Using the data below, gather each line that includes the word "icon".

* begin *

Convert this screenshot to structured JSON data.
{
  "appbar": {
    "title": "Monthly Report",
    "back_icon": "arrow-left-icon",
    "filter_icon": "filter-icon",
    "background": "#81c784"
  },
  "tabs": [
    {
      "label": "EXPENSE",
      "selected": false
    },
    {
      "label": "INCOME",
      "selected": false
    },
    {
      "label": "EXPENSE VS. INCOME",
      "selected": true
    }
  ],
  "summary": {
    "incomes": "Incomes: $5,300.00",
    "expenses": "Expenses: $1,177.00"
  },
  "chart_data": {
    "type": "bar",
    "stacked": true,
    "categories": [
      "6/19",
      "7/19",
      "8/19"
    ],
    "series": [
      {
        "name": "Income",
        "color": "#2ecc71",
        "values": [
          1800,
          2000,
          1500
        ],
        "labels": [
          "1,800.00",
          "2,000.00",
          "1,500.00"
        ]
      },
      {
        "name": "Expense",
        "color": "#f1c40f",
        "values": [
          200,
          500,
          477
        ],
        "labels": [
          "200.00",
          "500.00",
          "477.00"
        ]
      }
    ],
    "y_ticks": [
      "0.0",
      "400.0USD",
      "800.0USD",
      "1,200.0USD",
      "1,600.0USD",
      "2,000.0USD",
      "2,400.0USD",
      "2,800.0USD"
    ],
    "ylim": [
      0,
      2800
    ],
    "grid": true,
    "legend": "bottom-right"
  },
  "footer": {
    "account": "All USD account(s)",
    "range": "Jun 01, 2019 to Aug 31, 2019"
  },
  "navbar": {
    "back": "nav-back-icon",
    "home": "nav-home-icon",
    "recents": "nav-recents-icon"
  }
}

* end *

## Finished task
    "back_icon": "arrow-left-icon",
    "filter_icon": "filter-icon",
    "back": "nav-back-icon",
    "home": "nav-home-icon",
    "recents": "nav-recents-icon"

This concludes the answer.